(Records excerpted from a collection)
———

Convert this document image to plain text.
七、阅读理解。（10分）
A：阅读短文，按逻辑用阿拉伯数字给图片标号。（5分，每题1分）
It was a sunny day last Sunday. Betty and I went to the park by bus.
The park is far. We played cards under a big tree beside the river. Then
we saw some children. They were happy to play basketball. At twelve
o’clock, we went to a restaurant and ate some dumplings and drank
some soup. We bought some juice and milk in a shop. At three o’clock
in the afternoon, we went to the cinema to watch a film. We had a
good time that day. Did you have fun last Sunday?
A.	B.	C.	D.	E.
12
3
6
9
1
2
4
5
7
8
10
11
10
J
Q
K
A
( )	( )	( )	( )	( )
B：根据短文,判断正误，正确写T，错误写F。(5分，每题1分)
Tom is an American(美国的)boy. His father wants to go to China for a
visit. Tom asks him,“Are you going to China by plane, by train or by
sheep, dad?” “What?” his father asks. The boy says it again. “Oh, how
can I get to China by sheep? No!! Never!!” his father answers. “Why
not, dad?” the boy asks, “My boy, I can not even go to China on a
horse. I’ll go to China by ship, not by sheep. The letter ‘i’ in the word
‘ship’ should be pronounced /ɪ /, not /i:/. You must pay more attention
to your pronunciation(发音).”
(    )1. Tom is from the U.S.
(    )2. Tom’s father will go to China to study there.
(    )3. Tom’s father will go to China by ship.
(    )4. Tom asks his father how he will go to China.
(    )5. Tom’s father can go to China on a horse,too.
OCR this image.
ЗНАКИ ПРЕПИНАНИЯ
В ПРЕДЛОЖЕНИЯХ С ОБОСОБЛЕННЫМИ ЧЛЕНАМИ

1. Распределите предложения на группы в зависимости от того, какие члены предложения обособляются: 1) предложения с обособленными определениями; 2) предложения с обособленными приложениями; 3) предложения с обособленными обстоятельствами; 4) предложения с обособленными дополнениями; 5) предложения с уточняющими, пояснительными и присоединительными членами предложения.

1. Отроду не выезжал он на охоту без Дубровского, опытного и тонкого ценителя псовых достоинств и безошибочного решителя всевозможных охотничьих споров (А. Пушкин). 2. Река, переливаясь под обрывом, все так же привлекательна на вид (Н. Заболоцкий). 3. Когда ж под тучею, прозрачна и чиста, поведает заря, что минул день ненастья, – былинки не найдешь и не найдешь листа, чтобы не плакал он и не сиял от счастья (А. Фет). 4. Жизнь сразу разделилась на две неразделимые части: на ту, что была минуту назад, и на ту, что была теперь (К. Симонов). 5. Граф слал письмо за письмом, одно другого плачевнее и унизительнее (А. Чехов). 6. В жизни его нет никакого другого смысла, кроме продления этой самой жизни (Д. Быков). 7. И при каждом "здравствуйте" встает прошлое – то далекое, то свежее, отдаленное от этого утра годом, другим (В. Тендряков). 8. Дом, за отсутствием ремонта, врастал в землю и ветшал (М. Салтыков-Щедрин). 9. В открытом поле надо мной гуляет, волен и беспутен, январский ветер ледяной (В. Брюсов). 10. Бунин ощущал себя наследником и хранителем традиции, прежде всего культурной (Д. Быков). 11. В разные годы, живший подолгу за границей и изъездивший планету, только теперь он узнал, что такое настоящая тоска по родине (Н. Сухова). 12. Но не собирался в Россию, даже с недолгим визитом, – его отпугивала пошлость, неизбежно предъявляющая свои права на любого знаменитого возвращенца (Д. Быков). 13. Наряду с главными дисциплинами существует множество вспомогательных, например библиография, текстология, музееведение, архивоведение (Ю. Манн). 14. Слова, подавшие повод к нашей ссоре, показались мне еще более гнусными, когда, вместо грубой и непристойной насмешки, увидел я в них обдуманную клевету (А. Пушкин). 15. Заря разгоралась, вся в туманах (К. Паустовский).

———

● **What you are asked to do**:
Your task is to output the full set of records exactly as presented.

● **Result for this exercise**:
Convert this document image to plain text.
七、阅读理解。（10分）
A：阅读短文，按逻辑用阿拉伯数字给图片标号。（5分，每题1分）
It was a sunny day last Sunday. Betty and I went to the park by bus.
The park is far. We played cards under a big tree beside the river. Then
we saw some children. They were happy to play basketball. At twelve
o’clock, we went to a restaurant and ate some dumplings and drank
some soup. We bought some juice and milk in a shop. At three o’clock
in the afternoon, we went to the cinema to watch a film. We had a
good time that day. Did you have fun last Sunday?
A.	B.	C.	D.	E.
12
3
6
9
1
2
4
5
7
8
10
11
10
J
Q
K
A
( )	( )	( )	( )	( )
B：根据短文,判断正误，正确写T，错误写F。(5分，每题1分)
Tom is an American(美国的)boy. His father wants to go to China for a
visit. Tom asks him,“Are you going to China by plane, by train or by
sheep, dad?” “What?” his father asks. The boy says it again. “Oh, how
can I get to China by sheep? No!! Never!!” his father answers. “Why
not, dad?” the boy asks, “My boy, I can not even go to China on a
horse. I’ll go to China by ship, not by sheep. The letter ‘i’ in the word
‘ship’ should be pronounced /ɪ /, not /i:/. You must pay more attention
to your pronunciation(发音).”
(    )1. Tom is from the U.S.
(    )2. Tom’s father will go to China to study there.
(    )3. Tom’s father will go to China by ship.
(    )4. Tom asks his father how he will go to China.
(    )5. Tom’s father can go to China on a horse,too.
OCR this image.
ЗНАКИ ПРЕПИНАНИЯ
В ПРЕДЛОЖЕНИЯХ С ОБОСОБЛЕННЫМИ ЧЛЕНАМИ

1. Распределите предложения на группы в зависимости от того, какие члены предложения обособляются: 1) предложения с обособленными определениями; 2) предложения с обособленными приложениями; 3) предложения с обособленными обстоятельствами; 4) предложения с обособленными дополнениями; 5) предложения с уточняющими, пояснительными и присоединительными членами предложения.

1. Отроду не выезжал он на охоту без Дубровского, опытного и тонкого ценителя псовых достоинств и безошибочного решителя всевозможных охотничьих споров (А. Пушкин). 2. Река, переливаясь под обрывом, все так же привлекательна на вид (Н. Заболоцкий). 3. Когда ж под тучею, прозрачна и чиста, поведает заря, что минул день ненастья, – былинки не найдешь и не найдешь листа, чтобы не плакал он и не сиял от счастья (А. Фет). 4. Жизнь сразу разделилась на две неразделимые части: на ту, что была минуту назад, и на ту, что была теперь (К. Симонов). 5. Граф слал письмо за письмом, одно другого плачевнее и унизительнее (А. Чехов). 6. В жизни его нет никакого другого смысла, кроме продления этой самой жизни (Д. Быков). 7. И при каждом "здравствуйте" встает прошлое – то далекое, то свежее, отдаленное от этого утра годом, другим (В. Тендряков). 8. Дом, за отсутствием ремонта, врастал в землю и ветшал (М. Салтыков-Щедрин). 9. В открытом поле надо мной гуляет, волен и беспутен, январский ветер ледяной (В. Брюсов). 10. Бунин ощущал себя наследником и хранителем традиции, прежде всего культурной (Д. Быков). 11. В разные годы, живший подолгу за границей и изъездивший планету, только теперь он узнал, что такое настоящая тоска по родине (Н. Сухова). 12. Но не собирался в Россию, даже с недолгим визитом, – его отпугивала пошлость, неизбежно предъявляющая свои права на любого знаменитого возвращенца (Д. Быков). 13. Наряду с главными дисциплинами существует множество вспомогательных, например библиография, текстология, музееведение, архивоведение (Ю. Манн). 14. Слова, подавшие повод к нашей ссоре, показались мне еще более гнусными, когда, вместо грубой и непристойной насмешки, увидел я в них обдуманную клевету (А. Пушкин). 15. Заря разгоралась, вся в туманах (К. Паустовский).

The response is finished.